# Data provided start
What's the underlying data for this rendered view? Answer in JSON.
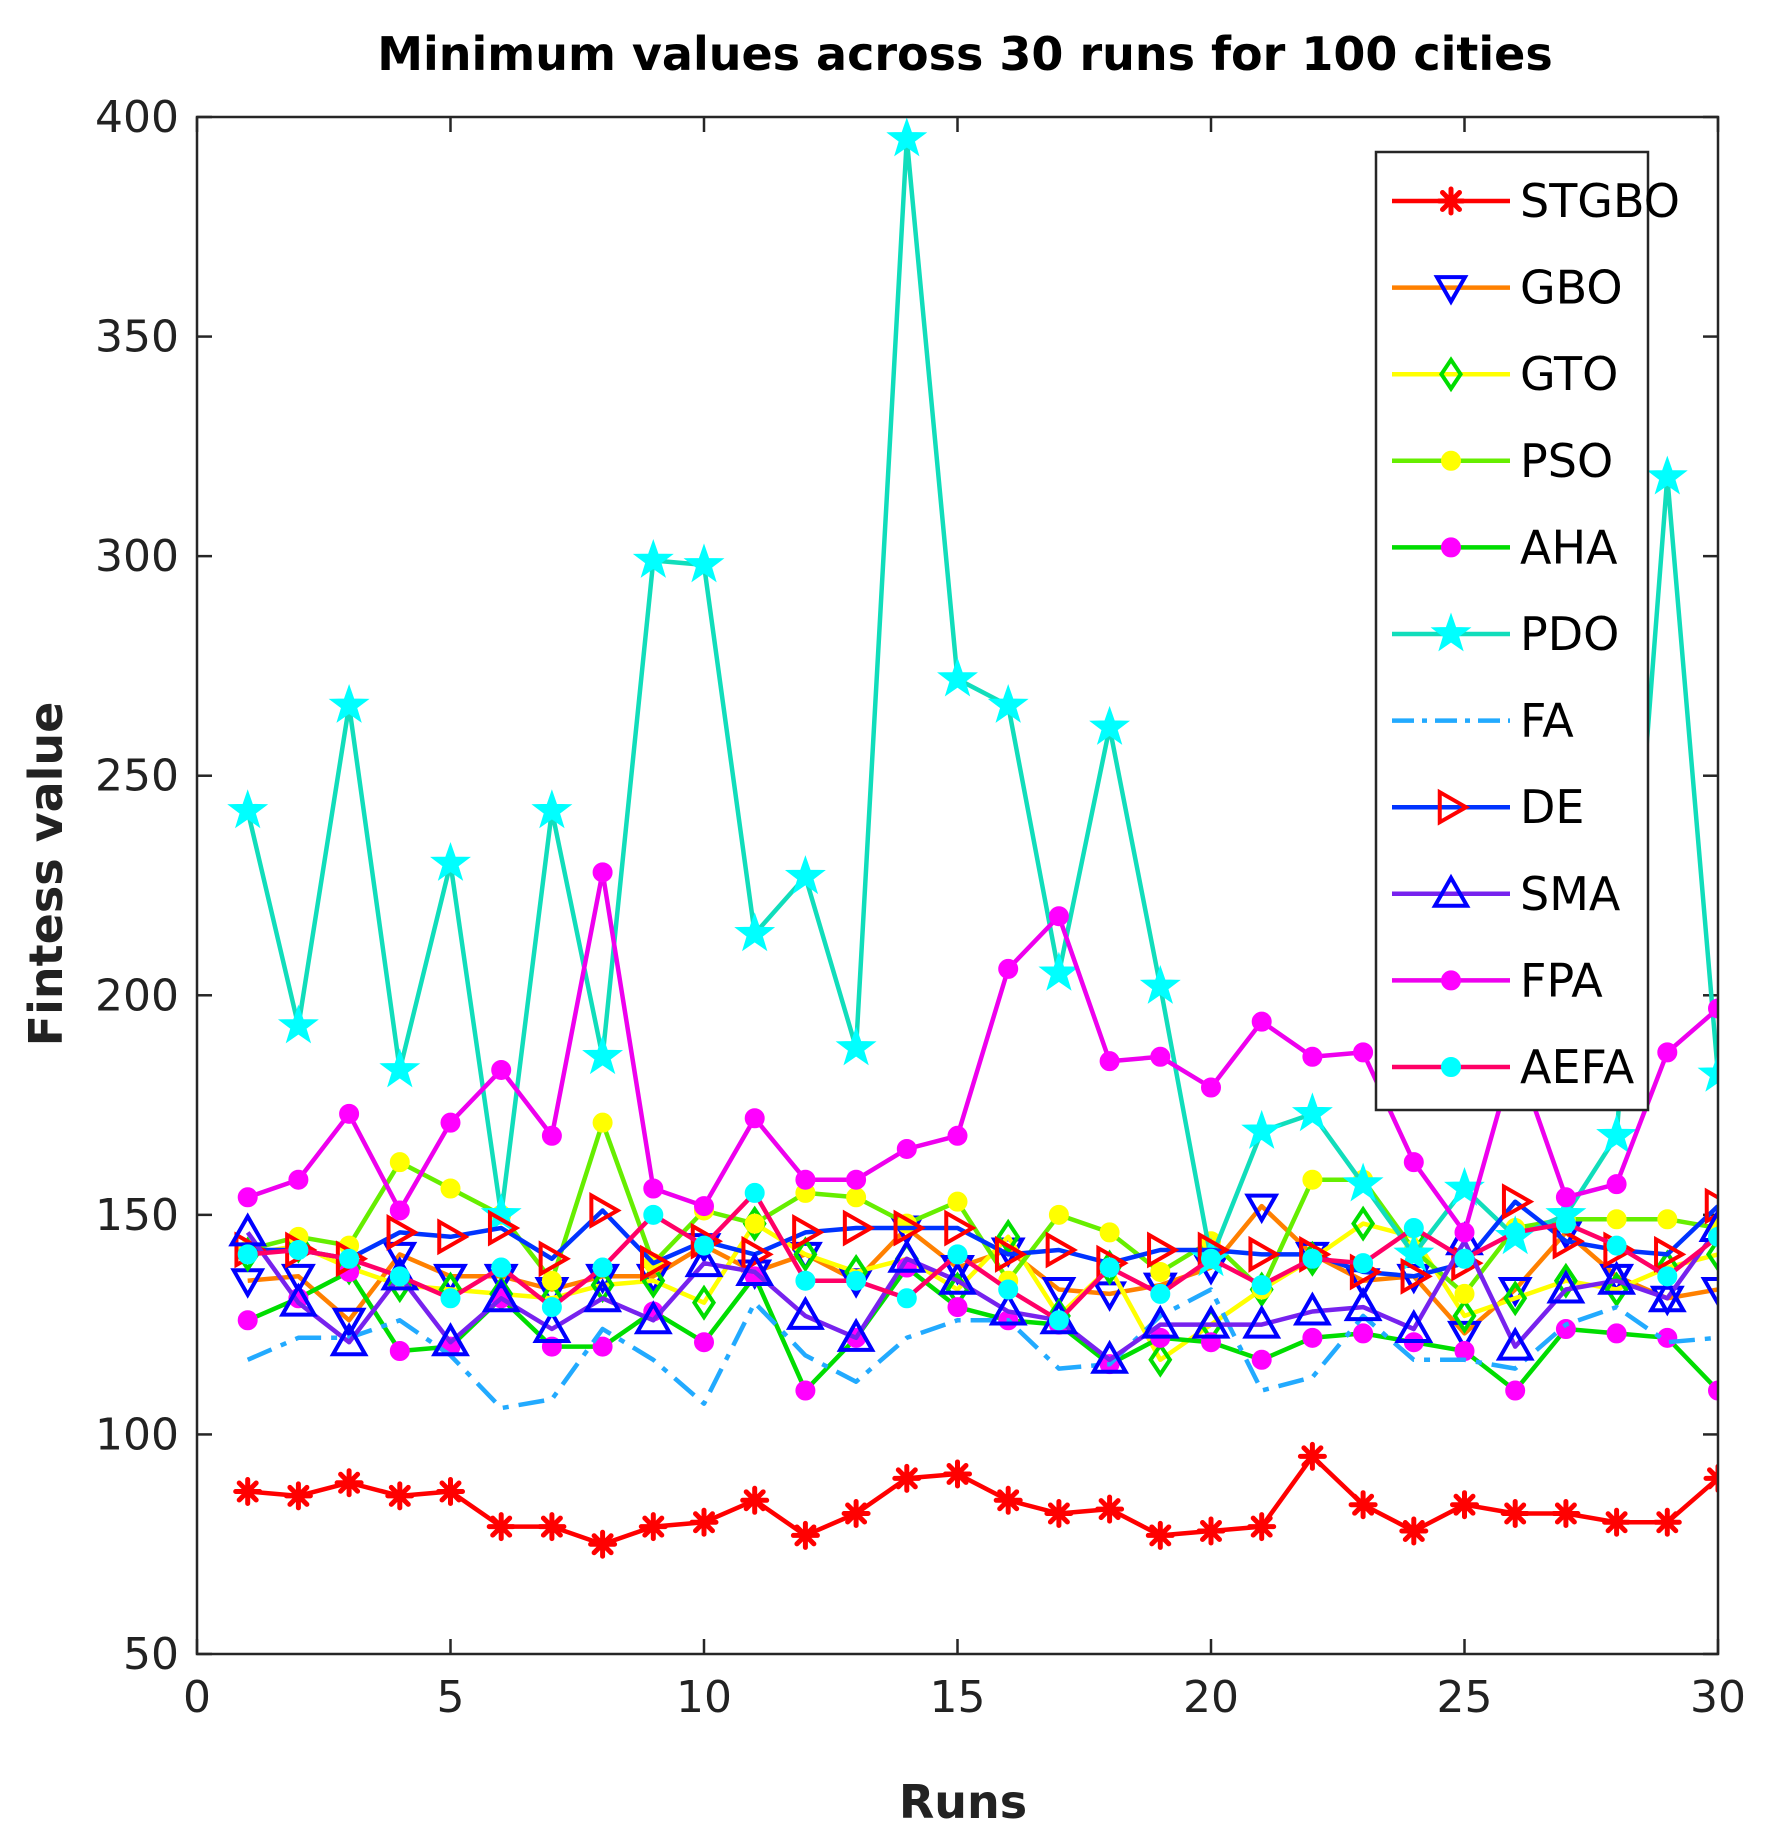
{
  "chart_data": {
    "type": "line",
    "title": "Minimum values across 30 runs for 100 cities",
    "xlabel": "Runs",
    "ylabel": "Fintess value",
    "xlim": [
      0,
      30
    ],
    "ylim": [
      50,
      400
    ],
    "xticks": [
      0,
      5,
      10,
      15,
      20,
      25,
      30
    ],
    "yticks": [
      50,
      100,
      150,
      200,
      250,
      300,
      350,
      400
    ],
    "legend_position": "top-right",
    "x": [
      1,
      2,
      3,
      4,
      5,
      6,
      7,
      8,
      9,
      10,
      11,
      12,
      13,
      14,
      15,
      16,
      17,
      18,
      19,
      20,
      21,
      22,
      23,
      24,
      25,
      26,
      27,
      28,
      29,
      30
    ],
    "series": [
      {
        "name": "STGBO",
        "color": "#ff0000",
        "marker_color": "#ff0000",
        "marker": "asterisk",
        "dash": "",
        "values": [
          87,
          86,
          89,
          86,
          87,
          79,
          79,
          75,
          79,
          80,
          85,
          77,
          82,
          90,
          91,
          85,
          82,
          83,
          77,
          78,
          79,
          95,
          84,
          78,
          84,
          82,
          82,
          80,
          80,
          90
        ]
      },
      {
        "name": "GBO",
        "color": "#ff8000",
        "marker_color": "#0000ff",
        "marker": "triangle-down",
        "dash": "",
        "values": [
          135,
          136,
          126,
          141,
          136,
          136,
          133,
          136,
          136,
          143,
          137,
          141,
          135,
          147,
          138,
          142,
          133,
          132,
          134,
          138,
          152,
          141,
          135,
          136,
          123,
          133,
          146,
          136,
          131,
          133
        ]
      },
      {
        "name": "GTO",
        "color": "#ffff00",
        "marker_color": "#00dd00",
        "marker": "diamond",
        "dash": "",
        "values": [
          141,
          143,
          138,
          134,
          133,
          132,
          131,
          134,
          135,
          130,
          148,
          141,
          137,
          140,
          133,
          145,
          127,
          138,
          117,
          125,
          133,
          140,
          148,
          145,
          127,
          131,
          135,
          133,
          138,
          141
        ]
      },
      {
        "name": "PSO",
        "color": "#66ee00",
        "marker_color": "#ffff00",
        "marker": "dot",
        "dash": "",
        "values": [
          142,
          145,
          143,
          162,
          156,
          150,
          135,
          171,
          139,
          151,
          148,
          155,
          154,
          148,
          153,
          135,
          150,
          146,
          137,
          144,
          133,
          158,
          158,
          142,
          132,
          147,
          149,
          149,
          149,
          147
        ]
      },
      {
        "name": "AHA",
        "color": "#00dd00",
        "marker_color": "#ff00ff",
        "marker": "dot",
        "dash": "",
        "values": [
          126,
          131,
          137,
          119,
          120,
          131,
          120,
          120,
          128,
          121,
          136,
          110,
          122,
          138,
          129,
          126,
          125,
          116,
          122,
          121,
          117,
          122,
          123,
          121,
          119,
          110,
          124,
          123,
          122,
          110
        ]
      },
      {
        "name": "PDO",
        "color": "#11ddbb",
        "marker_color": "#00ffff",
        "marker": "pentagram",
        "dash": "",
        "values": [
          242,
          193,
          266,
          183,
          230,
          150,
          242,
          186,
          299,
          298,
          214,
          227,
          188,
          395,
          272,
          266,
          205,
          261,
          202,
          140,
          169,
          173,
          157,
          141,
          156,
          145,
          150,
          168,
          318,
          182
        ]
      },
      {
        "name": "FA",
        "color": "#22aaff",
        "marker_color": "#22aaff",
        "marker": "none",
        "dash": "26,10,6,10",
        "values": [
          117,
          122,
          122,
          126,
          118,
          106,
          108,
          124,
          117,
          107,
          130,
          118,
          112,
          122,
          126,
          126,
          115,
          116,
          127,
          133,
          110,
          113,
          127,
          117,
          117,
          115,
          125,
          129,
          121,
          122
        ]
      },
      {
        "name": "DE",
        "color": "#0033ff",
        "marker_color": "#ff0000",
        "marker": "triangle-right",
        "dash": "",
        "values": [
          142,
          142,
          140,
          146,
          145,
          147,
          140,
          151,
          139,
          144,
          141,
          146,
          147,
          147,
          147,
          141,
          142,
          139,
          142,
          142,
          141,
          141,
          137,
          136,
          139,
          153,
          144,
          142,
          141,
          152
        ]
      },
      {
        "name": "SMA",
        "color": "#7722ee",
        "marker_color": "#0000ff",
        "marker": "triangle-up",
        "dash": "",
        "values": [
          146,
          130,
          121,
          136,
          121,
          131,
          124,
          131,
          126,
          139,
          137,
          127,
          122,
          140,
          135,
          128,
          126,
          117,
          125,
          125,
          125,
          128,
          129,
          124,
          144,
          120,
          133,
          135,
          131,
          147
        ]
      },
      {
        "name": "FPA",
        "color": "#ee00ee",
        "marker_color": "#ff00ff",
        "marker": "dot",
        "dash": "",
        "values": [
          154,
          158,
          173,
          151,
          171,
          183,
          168,
          228,
          156,
          152,
          172,
          158,
          158,
          165,
          168,
          206,
          218,
          185,
          186,
          179,
          194,
          186,
          187,
          162,
          146,
          187,
          154,
          157,
          187,
          197
        ]
      },
      {
        "name": "AEFA",
        "color": "#ff0066",
        "marker_color": "#00ffff",
        "marker": "dot",
        "dash": "",
        "values": [
          141,
          142,
          140,
          136,
          131,
          138,
          129,
          138,
          150,
          143,
          155,
          135,
          135,
          131,
          141,
          133,
          126,
          138,
          132,
          140,
          134,
          140,
          139,
          147,
          140,
          146,
          148,
          143,
          136,
          145
        ]
      }
    ]
  }
}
# Data provided end
### Task to complete:
Copy out each record shown above without alteration, skipping any picture.

### Right answer:
What's the underlying data for this rendered view? Answer in JSON.
{
  "chart_data": {
    "type": "line",
    "title": "Minimum values across 30 runs for 100 cities",
    "xlabel": "Runs",
    "ylabel": "Fintess value",
    "xlim": [
      0,
      30
    ],
    "ylim": [
      50,
      400
    ],
    "xticks": [
      0,
      5,
      10,
      15,
      20,
      25,
      30
    ],
    "yticks": [
      50,
      100,
      150,
      200,
      250,
      300,
      350,
      400
    ],
    "legend_position": "top-right",
    "x": [
      1,
      2,
      3,
      4,
      5,
      6,
      7,
      8,
      9,
      10,
      11,
      12,
      13,
      14,
      15,
      16,
      17,
      18,
      19,
      20,
      21,
      22,
      23,
      24,
      25,
      26,
      27,
      28,
      29,
      30
    ],
    "series": [
      {
        "name": "STGBO",
        "color": "#ff0000",
        "marker_color": "#ff0000",
        "marker": "asterisk",
        "dash": "",
        "values": [
          87,
          86,
          89,
          86,
          87,
          79,
          79,
          75,
          79,
          80,
          85,
          77,
          82,
          90,
          91,
          85,
          82,
          83,
          77,
          78,
          79,
          95,
          84,
          78,
          84,
          82,
          82,
          80,
          80,
          90
        ]
      },
      {
        "name": "GBO",
        "color": "#ff8000",
        "marker_color": "#0000ff",
        "marker": "triangle-down",
        "dash": "",
        "values": [
          135,
          136,
          126,
          141,
          136,
          136,
          133,
          136,
          136,
          143,
          137,
          141,
          135,
          147,
          138,
          142,
          133,
          132,
          134,
          138,
          152,
          141,
          135,
          136,
          123,
          133,
          146,
          136,
          131,
          133
        ]
      },
      {
        "name": "GTO",
        "color": "#ffff00",
        "marker_color": "#00dd00",
        "marker": "diamond",
        "dash": "",
        "values": [
          141,
          143,
          138,
          134,
          133,
          132,
          131,
          134,
          135,
          130,
          148,
          141,
          137,
          140,
          133,
          145,
          127,
          138,
          117,
          125,
          133,
          140,
          148,
          145,
          127,
          131,
          135,
          133,
          138,
          141
        ]
      },
      {
        "name": "PSO",
        "color": "#66ee00",
        "marker_color": "#ffff00",
        "marker": "dot",
        "dash": "",
        "values": [
          142,
          145,
          143,
          162,
          156,
          150,
          135,
          171,
          139,
          151,
          148,
          155,
          154,
          148,
          153,
          135,
          150,
          146,
          137,
          144,
          133,
          158,
          158,
          142,
          132,
          147,
          149,
          149,
          149,
          147
        ]
      },
      {
        "name": "AHA",
        "color": "#00dd00",
        "marker_color": "#ff00ff",
        "marker": "dot",
        "dash": "",
        "values": [
          126,
          131,
          137,
          119,
          120,
          131,
          120,
          120,
          128,
          121,
          136,
          110,
          122,
          138,
          129,
          126,
          125,
          116,
          122,
          121,
          117,
          122,
          123,
          121,
          119,
          110,
          124,
          123,
          122,
          110
        ]
      },
      {
        "name": "PDO",
        "color": "#11ddbb",
        "marker_color": "#00ffff",
        "marker": "pentagram",
        "dash": "",
        "values": [
          242,
          193,
          266,
          183,
          230,
          150,
          242,
          186,
          299,
          298,
          214,
          227,
          188,
          395,
          272,
          266,
          205,
          261,
          202,
          140,
          169,
          173,
          157,
          141,
          156,
          145,
          150,
          168,
          318,
          182
        ]
      },
      {
        "name": "FA",
        "color": "#22aaff",
        "marker_color": "#22aaff",
        "marker": "none",
        "dash": "26,10,6,10",
        "values": [
          117,
          122,
          122,
          126,
          118,
          106,
          108,
          124,
          117,
          107,
          130,
          118,
          112,
          122,
          126,
          126,
          115,
          116,
          127,
          133,
          110,
          113,
          127,
          117,
          117,
          115,
          125,
          129,
          121,
          122
        ]
      },
      {
        "name": "DE",
        "color": "#0033ff",
        "marker_color": "#ff0000",
        "marker": "triangle-right",
        "dash": "",
        "values": [
          142,
          142,
          140,
          146,
          145,
          147,
          140,
          151,
          139,
          144,
          141,
          146,
          147,
          147,
          147,
          141,
          142,
          139,
          142,
          142,
          141,
          141,
          137,
          136,
          139,
          153,
          144,
          142,
          141,
          152
        ]
      },
      {
        "name": "SMA",
        "color": "#7722ee",
        "marker_color": "#0000ff",
        "marker": "triangle-up",
        "dash": "",
        "values": [
          146,
          130,
          121,
          136,
          121,
          131,
          124,
          131,
          126,
          139,
          137,
          127,
          122,
          140,
          135,
          128,
          126,
          117,
          125,
          125,
          125,
          128,
          129,
          124,
          144,
          120,
          133,
          135,
          131,
          147
        ]
      },
      {
        "name": "FPA",
        "color": "#ee00ee",
        "marker_color": "#ff00ff",
        "marker": "dot",
        "dash": "",
        "values": [
          154,
          158,
          173,
          151,
          171,
          183,
          168,
          228,
          156,
          152,
          172,
          158,
          158,
          165,
          168,
          206,
          218,
          185,
          186,
          179,
          194,
          186,
          187,
          162,
          146,
          187,
          154,
          157,
          187,
          197
        ]
      },
      {
        "name": "AEFA",
        "color": "#ff0066",
        "marker_color": "#00ffff",
        "marker": "dot",
        "dash": "",
        "values": [
          141,
          142,
          140,
          136,
          131,
          138,
          129,
          138,
          150,
          143,
          155,
          135,
          135,
          131,
          141,
          133,
          126,
          138,
          132,
          140,
          134,
          140,
          139,
          147,
          140,
          146,
          148,
          143,
          136,
          145
        ]
      }
    ]
  }
}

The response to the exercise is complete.